[DATA SUPPLIED]

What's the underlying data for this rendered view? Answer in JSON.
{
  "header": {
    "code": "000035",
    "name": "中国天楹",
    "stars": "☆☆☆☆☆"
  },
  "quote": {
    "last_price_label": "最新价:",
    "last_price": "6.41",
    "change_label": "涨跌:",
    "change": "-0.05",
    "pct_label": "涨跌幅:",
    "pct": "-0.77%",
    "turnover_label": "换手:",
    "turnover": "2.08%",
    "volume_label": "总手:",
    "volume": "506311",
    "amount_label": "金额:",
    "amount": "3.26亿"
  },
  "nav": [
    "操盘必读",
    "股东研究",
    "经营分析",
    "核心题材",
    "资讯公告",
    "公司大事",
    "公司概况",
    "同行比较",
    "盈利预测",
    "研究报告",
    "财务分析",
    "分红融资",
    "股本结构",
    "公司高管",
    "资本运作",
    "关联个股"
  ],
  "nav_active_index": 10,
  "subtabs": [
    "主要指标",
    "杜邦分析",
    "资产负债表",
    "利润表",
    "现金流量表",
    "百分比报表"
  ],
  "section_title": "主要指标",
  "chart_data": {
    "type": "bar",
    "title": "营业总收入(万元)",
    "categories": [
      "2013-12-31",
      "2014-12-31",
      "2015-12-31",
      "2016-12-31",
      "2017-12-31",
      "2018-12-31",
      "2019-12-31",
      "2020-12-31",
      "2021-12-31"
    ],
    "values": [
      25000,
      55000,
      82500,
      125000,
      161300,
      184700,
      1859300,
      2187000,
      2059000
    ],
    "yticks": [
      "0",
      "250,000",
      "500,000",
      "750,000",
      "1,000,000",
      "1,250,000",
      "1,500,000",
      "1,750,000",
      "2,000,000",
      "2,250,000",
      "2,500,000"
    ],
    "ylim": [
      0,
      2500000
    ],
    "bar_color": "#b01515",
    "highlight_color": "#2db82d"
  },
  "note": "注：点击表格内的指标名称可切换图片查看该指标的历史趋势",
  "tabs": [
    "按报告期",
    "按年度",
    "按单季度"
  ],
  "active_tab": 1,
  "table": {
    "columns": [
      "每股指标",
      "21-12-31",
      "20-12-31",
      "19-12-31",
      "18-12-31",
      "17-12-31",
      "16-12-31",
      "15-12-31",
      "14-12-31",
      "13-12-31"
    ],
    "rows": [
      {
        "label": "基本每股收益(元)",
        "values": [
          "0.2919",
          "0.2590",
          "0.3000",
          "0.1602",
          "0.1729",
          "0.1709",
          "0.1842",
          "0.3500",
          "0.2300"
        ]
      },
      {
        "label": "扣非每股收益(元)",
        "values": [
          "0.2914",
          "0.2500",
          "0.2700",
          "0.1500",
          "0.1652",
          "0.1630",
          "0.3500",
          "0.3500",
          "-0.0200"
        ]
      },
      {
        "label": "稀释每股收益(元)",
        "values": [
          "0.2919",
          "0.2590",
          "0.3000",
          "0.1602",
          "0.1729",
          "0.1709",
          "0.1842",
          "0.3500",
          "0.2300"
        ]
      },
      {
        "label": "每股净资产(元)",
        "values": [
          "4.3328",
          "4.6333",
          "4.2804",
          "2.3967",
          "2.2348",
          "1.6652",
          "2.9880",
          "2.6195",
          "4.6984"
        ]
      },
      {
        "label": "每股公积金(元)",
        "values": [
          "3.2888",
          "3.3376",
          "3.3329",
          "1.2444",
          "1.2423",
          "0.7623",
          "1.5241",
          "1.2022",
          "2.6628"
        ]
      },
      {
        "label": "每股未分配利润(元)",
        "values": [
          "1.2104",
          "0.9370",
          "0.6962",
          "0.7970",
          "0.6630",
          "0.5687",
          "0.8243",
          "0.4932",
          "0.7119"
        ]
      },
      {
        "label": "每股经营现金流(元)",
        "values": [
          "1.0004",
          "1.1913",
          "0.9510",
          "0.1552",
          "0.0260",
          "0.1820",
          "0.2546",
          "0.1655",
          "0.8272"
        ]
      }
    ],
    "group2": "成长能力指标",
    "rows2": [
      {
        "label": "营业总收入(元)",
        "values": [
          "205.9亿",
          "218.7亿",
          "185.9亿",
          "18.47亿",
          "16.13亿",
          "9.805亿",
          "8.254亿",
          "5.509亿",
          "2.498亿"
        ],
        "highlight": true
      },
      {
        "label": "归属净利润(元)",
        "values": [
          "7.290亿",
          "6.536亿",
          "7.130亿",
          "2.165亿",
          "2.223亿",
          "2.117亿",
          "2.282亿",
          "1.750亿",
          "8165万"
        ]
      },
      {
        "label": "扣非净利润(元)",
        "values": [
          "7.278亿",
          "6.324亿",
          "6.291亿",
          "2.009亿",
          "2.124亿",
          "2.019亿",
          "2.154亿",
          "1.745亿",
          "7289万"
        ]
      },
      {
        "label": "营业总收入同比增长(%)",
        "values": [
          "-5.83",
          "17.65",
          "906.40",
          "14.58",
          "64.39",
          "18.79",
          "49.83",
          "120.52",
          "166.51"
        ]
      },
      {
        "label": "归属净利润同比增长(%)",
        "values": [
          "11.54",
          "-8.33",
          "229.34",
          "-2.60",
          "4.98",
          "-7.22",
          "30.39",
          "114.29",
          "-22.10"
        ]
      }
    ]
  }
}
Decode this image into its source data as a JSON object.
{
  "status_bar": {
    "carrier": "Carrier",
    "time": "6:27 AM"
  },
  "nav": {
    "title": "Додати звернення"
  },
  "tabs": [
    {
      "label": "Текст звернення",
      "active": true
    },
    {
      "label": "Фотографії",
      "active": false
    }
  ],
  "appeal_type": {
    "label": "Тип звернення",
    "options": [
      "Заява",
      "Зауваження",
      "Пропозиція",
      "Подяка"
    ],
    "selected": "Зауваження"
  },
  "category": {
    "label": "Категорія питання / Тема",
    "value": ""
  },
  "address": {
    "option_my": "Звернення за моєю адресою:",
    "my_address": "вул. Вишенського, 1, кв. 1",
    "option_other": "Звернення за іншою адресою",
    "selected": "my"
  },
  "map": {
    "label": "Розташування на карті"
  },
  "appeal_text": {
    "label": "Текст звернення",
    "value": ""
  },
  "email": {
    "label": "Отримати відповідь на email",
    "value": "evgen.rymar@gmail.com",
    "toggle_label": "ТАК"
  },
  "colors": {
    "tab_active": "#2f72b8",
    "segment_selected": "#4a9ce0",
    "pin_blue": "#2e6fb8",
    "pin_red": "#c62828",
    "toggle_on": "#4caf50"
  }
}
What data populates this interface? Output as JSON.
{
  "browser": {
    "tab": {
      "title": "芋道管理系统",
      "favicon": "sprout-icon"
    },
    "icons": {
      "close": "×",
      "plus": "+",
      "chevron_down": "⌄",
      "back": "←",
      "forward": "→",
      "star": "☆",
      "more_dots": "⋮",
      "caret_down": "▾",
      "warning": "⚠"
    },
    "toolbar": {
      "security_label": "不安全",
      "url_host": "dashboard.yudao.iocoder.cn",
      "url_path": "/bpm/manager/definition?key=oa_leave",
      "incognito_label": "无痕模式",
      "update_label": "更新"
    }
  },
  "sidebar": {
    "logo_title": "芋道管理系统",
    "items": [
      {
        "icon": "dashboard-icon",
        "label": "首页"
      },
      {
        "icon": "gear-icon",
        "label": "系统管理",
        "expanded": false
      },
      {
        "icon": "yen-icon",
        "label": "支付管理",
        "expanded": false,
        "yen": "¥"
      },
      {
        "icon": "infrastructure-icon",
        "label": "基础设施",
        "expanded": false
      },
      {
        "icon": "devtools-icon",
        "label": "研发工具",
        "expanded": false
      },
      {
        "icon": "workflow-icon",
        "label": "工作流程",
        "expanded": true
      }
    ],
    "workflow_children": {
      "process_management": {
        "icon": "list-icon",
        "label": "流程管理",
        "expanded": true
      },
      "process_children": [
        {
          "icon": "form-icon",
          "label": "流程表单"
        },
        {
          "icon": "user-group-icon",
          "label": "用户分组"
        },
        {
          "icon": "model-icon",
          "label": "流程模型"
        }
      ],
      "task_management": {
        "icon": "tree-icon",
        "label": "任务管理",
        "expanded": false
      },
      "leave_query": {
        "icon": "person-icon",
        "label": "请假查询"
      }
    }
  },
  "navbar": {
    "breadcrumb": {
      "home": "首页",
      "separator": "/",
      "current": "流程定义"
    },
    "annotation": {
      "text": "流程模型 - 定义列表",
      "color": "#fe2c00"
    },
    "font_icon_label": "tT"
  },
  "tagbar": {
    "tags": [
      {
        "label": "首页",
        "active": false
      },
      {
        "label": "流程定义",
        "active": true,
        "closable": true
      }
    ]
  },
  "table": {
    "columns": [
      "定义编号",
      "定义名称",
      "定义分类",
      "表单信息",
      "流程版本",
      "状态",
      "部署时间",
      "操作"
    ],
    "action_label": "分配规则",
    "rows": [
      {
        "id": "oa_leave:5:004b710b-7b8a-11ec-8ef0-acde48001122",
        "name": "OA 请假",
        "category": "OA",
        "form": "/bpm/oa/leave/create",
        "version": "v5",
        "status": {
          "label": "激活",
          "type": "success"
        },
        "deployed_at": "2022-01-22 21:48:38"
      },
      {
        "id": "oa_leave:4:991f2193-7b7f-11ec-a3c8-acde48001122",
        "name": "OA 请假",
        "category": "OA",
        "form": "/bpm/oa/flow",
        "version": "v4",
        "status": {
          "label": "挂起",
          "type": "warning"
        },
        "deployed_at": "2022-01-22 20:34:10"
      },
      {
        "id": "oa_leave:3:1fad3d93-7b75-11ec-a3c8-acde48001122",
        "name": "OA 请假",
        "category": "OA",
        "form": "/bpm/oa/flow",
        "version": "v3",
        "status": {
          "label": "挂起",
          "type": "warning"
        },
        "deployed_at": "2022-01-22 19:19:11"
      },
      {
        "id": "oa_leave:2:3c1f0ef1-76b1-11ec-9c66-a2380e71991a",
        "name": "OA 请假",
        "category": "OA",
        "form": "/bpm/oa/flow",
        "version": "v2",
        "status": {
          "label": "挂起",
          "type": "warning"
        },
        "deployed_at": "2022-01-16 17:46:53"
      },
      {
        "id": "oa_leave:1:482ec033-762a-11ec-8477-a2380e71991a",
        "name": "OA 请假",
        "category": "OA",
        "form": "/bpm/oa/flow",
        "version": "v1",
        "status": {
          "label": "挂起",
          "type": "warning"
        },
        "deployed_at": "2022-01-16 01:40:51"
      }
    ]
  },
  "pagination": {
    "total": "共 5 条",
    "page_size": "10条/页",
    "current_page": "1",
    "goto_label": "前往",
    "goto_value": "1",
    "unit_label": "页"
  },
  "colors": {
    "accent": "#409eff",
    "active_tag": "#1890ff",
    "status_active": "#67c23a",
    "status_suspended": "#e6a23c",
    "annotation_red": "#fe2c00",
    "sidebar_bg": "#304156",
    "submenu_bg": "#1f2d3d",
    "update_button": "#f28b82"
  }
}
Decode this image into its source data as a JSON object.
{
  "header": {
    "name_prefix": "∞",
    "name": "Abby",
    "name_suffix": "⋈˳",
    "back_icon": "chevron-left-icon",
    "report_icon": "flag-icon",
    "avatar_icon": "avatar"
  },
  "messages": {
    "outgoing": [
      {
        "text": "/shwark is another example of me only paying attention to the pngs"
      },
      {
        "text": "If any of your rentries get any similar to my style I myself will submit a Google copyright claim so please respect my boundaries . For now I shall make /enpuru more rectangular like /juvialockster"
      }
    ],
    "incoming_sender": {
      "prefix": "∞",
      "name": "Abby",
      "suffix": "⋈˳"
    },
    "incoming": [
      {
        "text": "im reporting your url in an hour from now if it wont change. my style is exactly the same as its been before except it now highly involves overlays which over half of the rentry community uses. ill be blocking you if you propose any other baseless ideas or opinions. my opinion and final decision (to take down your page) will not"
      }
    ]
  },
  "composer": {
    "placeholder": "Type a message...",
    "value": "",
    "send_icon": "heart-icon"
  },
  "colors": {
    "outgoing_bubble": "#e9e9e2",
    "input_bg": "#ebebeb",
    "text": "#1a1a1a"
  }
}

[TASK TO CARRY OUT]
List each line holding the string "dashboard".

[RESULT BELOW]
      "url_host": "dashboard.yudao.iocoder.cn",
        "icon": "dashboard-icon",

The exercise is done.